- Required task -
Write out again only the lines between the one with "Give me a plain-text" and the end of the records below, both ends counted, and don't include the pictures.

- Entries shown -
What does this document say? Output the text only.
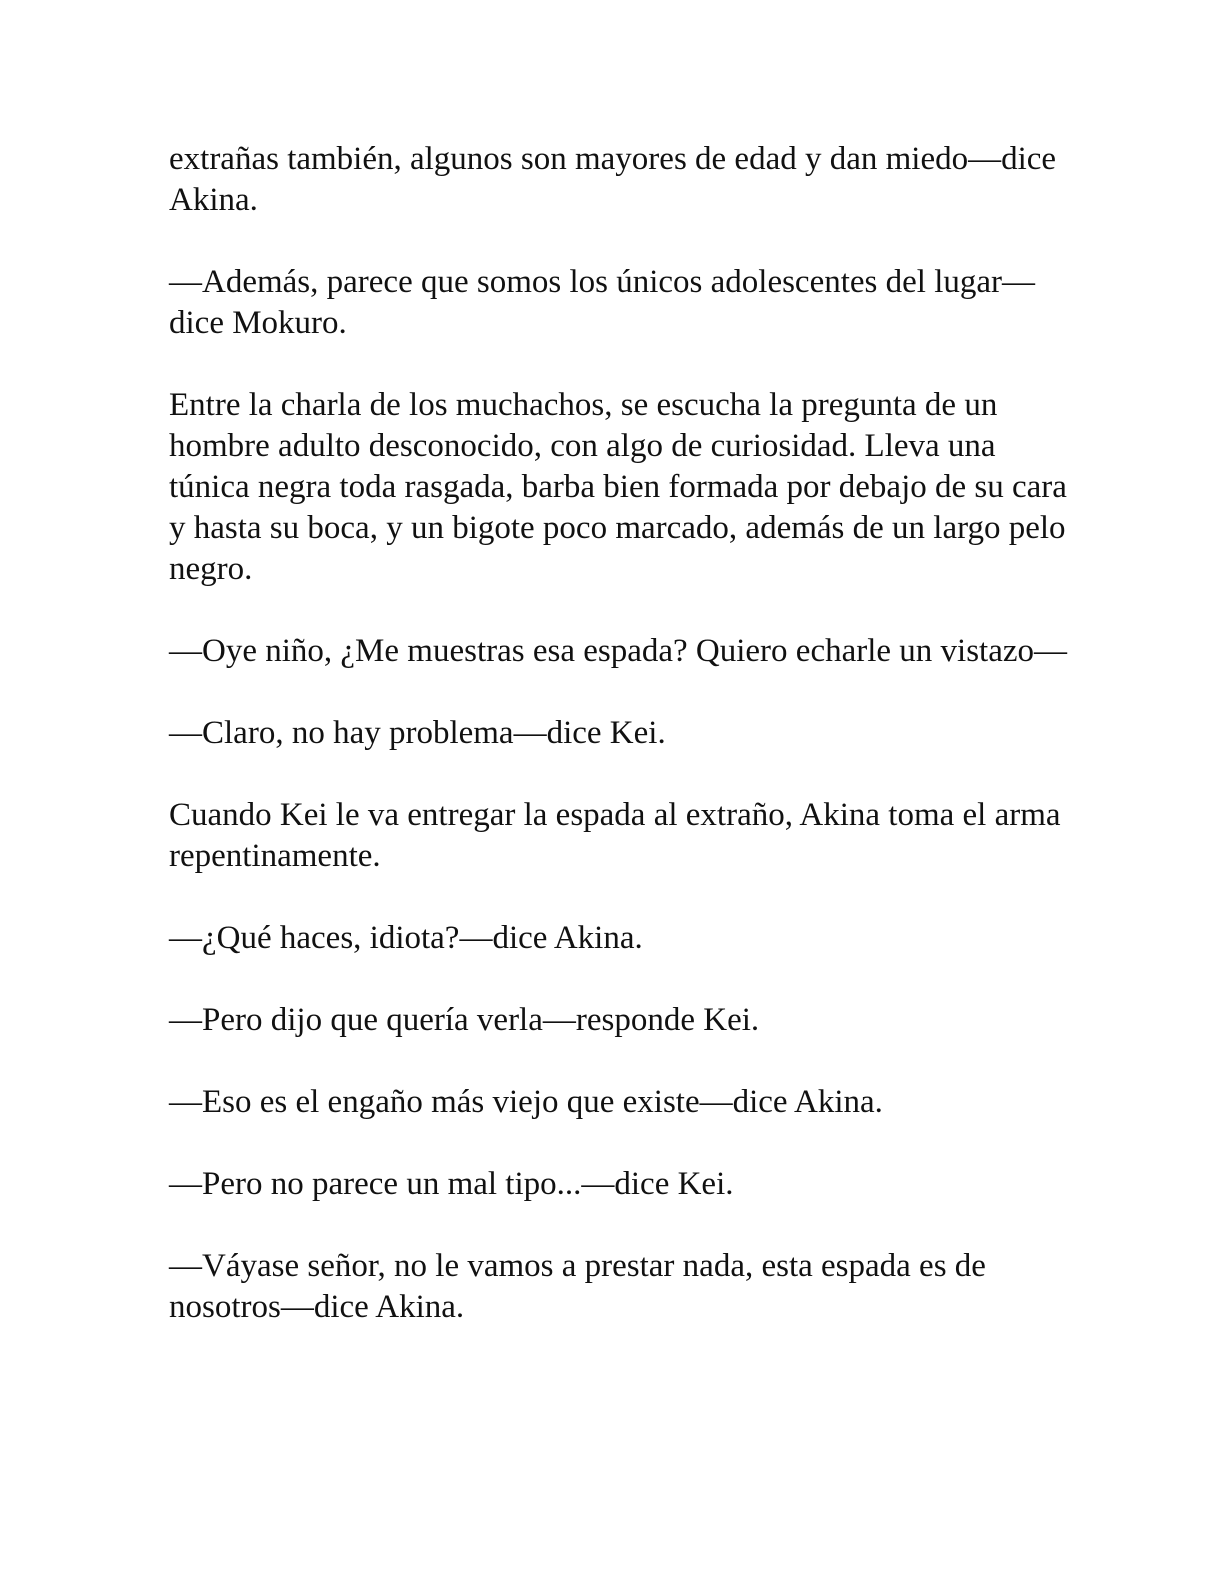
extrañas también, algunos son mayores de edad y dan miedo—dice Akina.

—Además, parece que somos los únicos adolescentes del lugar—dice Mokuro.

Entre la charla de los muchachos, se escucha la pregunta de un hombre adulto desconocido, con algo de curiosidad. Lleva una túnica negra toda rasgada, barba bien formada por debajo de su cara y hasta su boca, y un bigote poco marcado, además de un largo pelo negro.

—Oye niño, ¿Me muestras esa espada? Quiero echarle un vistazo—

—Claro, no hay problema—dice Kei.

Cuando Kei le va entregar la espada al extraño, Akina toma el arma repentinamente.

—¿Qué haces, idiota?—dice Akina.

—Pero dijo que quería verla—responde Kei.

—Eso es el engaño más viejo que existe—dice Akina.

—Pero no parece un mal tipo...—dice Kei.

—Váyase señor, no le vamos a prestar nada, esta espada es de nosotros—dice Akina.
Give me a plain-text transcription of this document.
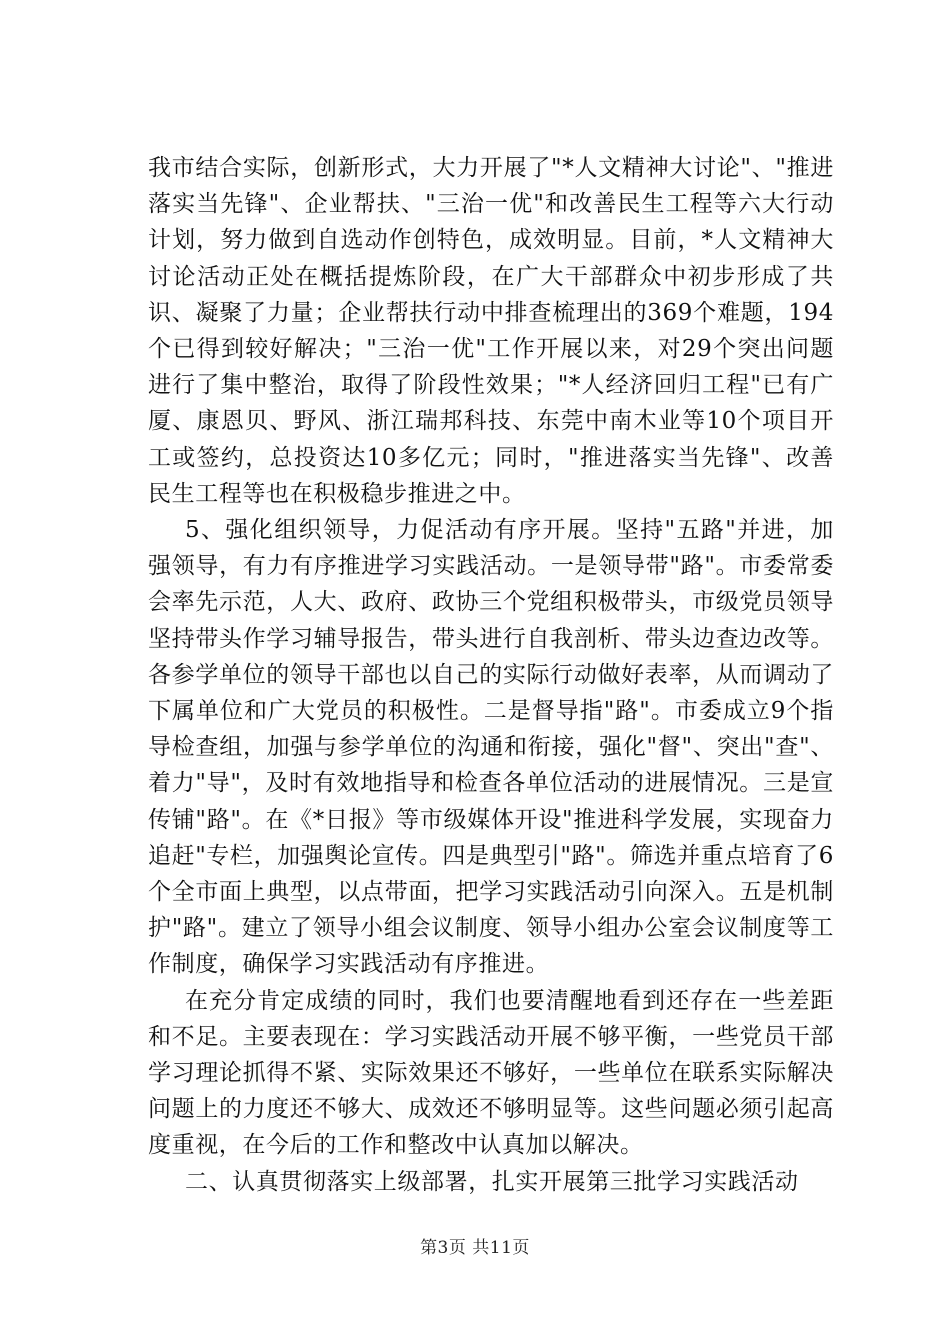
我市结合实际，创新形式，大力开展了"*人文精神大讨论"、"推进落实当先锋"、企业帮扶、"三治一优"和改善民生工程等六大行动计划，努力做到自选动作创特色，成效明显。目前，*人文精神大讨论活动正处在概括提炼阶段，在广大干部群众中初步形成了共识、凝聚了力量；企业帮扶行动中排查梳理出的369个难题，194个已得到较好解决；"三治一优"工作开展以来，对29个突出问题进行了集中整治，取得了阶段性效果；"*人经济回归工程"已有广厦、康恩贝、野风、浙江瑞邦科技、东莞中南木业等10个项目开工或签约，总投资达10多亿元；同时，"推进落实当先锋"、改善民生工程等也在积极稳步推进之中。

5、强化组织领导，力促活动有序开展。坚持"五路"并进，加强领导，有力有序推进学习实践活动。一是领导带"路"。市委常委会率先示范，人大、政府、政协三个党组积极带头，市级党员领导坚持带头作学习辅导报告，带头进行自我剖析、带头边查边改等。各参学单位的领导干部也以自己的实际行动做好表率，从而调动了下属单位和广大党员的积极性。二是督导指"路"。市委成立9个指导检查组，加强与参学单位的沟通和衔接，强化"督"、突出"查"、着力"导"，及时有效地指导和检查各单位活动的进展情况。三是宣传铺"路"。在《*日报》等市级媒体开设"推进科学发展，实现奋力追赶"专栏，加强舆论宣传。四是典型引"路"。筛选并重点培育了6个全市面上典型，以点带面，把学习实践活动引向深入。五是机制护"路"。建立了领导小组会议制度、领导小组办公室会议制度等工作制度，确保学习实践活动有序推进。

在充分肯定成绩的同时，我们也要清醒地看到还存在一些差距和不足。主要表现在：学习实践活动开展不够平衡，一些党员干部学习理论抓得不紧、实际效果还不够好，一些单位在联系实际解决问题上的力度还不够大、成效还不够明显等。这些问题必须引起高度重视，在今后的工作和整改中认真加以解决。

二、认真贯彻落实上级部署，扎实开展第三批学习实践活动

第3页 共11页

- Task result -
Give me a plain-text transcription of this document.
我市结合实际，创新形式，大力开展了"*人文精神大讨论"、"推进落实当先锋"、企业帮扶、"三治一优"和改善民生工程等六大行动计划，努力做到自选动作创特色，成效明显。目前，*人文精神大讨论活动正处在概括提炼阶段，在广大干部群众中初步形成了共识、凝聚了力量；企业帮扶行动中排查梳理出的369个难题，194个已得到较好解决；"三治一优"工作开展以来，对29个突出问题进行了集中整治，取得了阶段性效果；"*人经济回归工程"已有广厦、康恩贝、野风、浙江瑞邦科技、东莞中南木业等10个项目开工或签约，总投资达10多亿元；同时，"推进落实当先锋"、改善民生工程等也在积极稳步推进之中。

5、强化组织领导，力促活动有序开展。坚持"五路"并进，加强领导，有力有序推进学习实践活动。一是领导带"路"。市委常委会率先示范，人大、政府、政协三个党组积极带头，市级党员领导坚持带头作学习辅导报告，带头进行自我剖析、带头边查边改等。各参学单位的领导干部也以自己的实际行动做好表率，从而调动了下属单位和广大党员的积极性。二是督导指"路"。市委成立9个指导检查组，加强与参学单位的沟通和衔接，强化"督"、突出"查"、着力"导"，及时有效地指导和检查各单位活动的进展情况。三是宣传铺"路"。在《*日报》等市级媒体开设"推进科学发展，实现奋力追赶"专栏，加强舆论宣传。四是典型引"路"。筛选并重点培育了6个全市面上典型，以点带面，把学习实践活动引向深入。五是机制护"路"。建立了领导小组会议制度、领导小组办公室会议制度等工作制度，确保学习实践活动有序推进。

在充分肯定成绩的同时，我们也要清醒地看到还存在一些差距和不足。主要表现在：学习实践活动开展不够平衡，一些党员干部学习理论抓得不紧、实际效果还不够好，一些单位在联系实际解决问题上的力度还不够大、成效还不够明显等。这些问题必须引起高度重视，在今后的工作和整改中认真加以解决。

二、认真贯彻落实上级部署，扎实开展第三批学习实践活动

第3页 共11页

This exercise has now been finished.